EXERCISE BRIEF:
Return every line of the data below that includes the string "this".

_____

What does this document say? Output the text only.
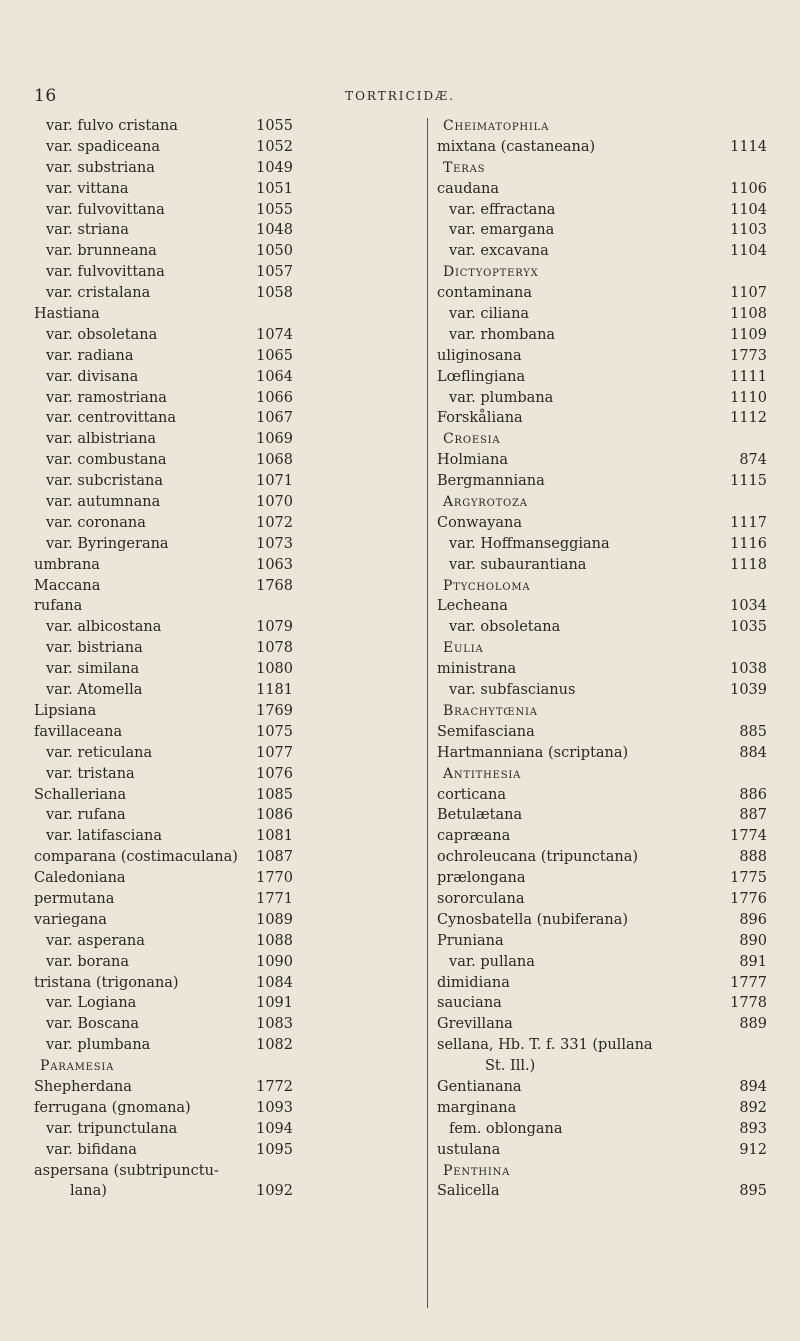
16	TORTRICIDÆ.
var. fulvo cristana	1055
var. spadiceana	1052
var. substriana	1049
var. vittana	1051
var. fulvovittana	1055
var. striana	1048
var. brunneana	1050
var. fulvovittana	1057
var. cristalana	1058
Hastiana
var. obsoletana	1074
var. radiana	1065
var. divisana	1064
var. ramostriana	1066
var. centrovittana	1067
var. albistriana	1069
var. combustana	1068
var. subcristana	1071
var. autumnana	1070
var. coronana	1072
var. Byringerana	1073
umbrana	1063
Maccana	1768
rufana
var. albicostana	1079
var. bistriana	1078
var. similana	1080
var. Atomella	1181
Lipsiana	1769
favillaceana	1075
var. reticulana	1077
var. tristana	1076
Schalleriana	1085
var. rufana	1086
var. latifasciana	1081
comparana (costimaculana) 1087
Caledoniana	1770
permutana	1771
variegana	1089
var. asperana	1088
var. borana	1090
tristana (trigonana)	1084
var. Logiana	1091
var. Boscana	1083
var. plumbana	1082
Paramesia
Shepherdana	1772
ferrugana (gnomana)	1093
var. tripunctulana	1094
var. bifidana	1095
aspersana (subtripunctu-
lana)	1092
Cheimatophila
mixtana (castaneana)	1114
Teras
caudana	1106
var. effractana	1104
var. emargana	1103
var. excavana	1104
Dictyopteryx
contaminana	1107
var. ciliana	1108
var. rhombana	1109
uliginosana	1773
Lœflingiana	1111
var. plumbana	1110
Forskåliana	1112
Croesia
Holmiana	874
Bergmanniana	1115
Argyrotoza
Conwayana	1117
var. Hoffmanseggiana	1116
var. subaurantiana	1118
Ptycholoma
Lecheana	1034
var. obsoletana	1035
Eulia
ministrana	1038
var. subfascianus	1039
Brachytœnia
Semifasciana	885
Hartmanniana (scriptana)	884
Antithesia
corticana	886
Betulætana	887
capræana	1774
ochroleucana (tripunctana)	888
prælongana	1775
sororculana	1776
Cynosbatella (nubiferana)	896
Pruniana	890
var. pullana	891
dimidiana	1777
sauciana	1778
Grevillana	889
sellana, Hb. T. f. 331 (pullana
St. Ill.)
Gentianana	894
marginana	892
fem. oblongana	893
ustulana	912
Penthina
Salicella	895
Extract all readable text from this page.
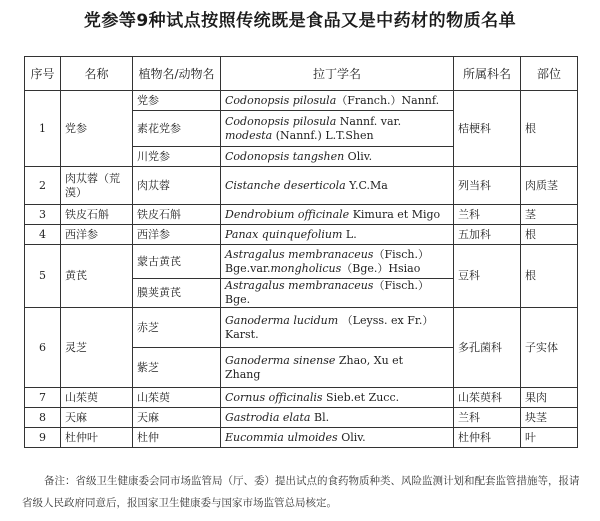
党参等9种试点按照传统既是食品又是中药材的物质名单
序号	名称	植物名/动物名	拉丁学名	所属科名	部位
1	党参	党参	Codonopsis pilosula（Franch.）Nannf.	桔梗科	根
		素花党参	Codonopsis pilosula Nannf. var.
modesta (Nannf.) L.T.Shen		
		川党参	Codonopsis tangshen Oliv.		
2	肉苁蓉（荒漠）	肉苁蓉	Cistanche deserticola Y.C.Ma	列当科	肉质茎
3	铁皮石斛	铁皮石斛	Dendrobium officinale Kimura et Migo	兰科	茎
4	西洋参	西洋参	Panax quinquefolium L.	五加科	根
5	黄芪	蒙古黄芪	Astragalus membranaceus（Fisch.）
Bge.var.mongholicus（Bge.）Hsiao	豆科	根
		膜荚黄芪	Astragalus membranaceus（Fisch.）Bge.		
6	灵芝	赤芝	Ganoderma lucidum （Leyss. ex Fr.）
Karst.	多孔菌科	子实体
		紫芝	Ganoderma sinense Zhao, Xu et
Zhang		
7	山茱萸	山茱萸	Cornus officinalis Sieb.et Zucc.	山茱萸科	果肉
8	天麻	天麻	Gastrodia elata Bl.	兰科	块茎
9	杜仲叶	杜仲	Eucommia ulmoides Oliv.	杜仲科	叶
备注：省级卫生健康委会同市场监管局（厅、委）提出试点的食药物质种类、风险监测计划和配套监管措施等，报请省级人民政府同意后，报国家卫生健康委与国家市场监管总局核定。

_____

REPLY:
What does this document say? Output the text only.
Extract all readable text from this page.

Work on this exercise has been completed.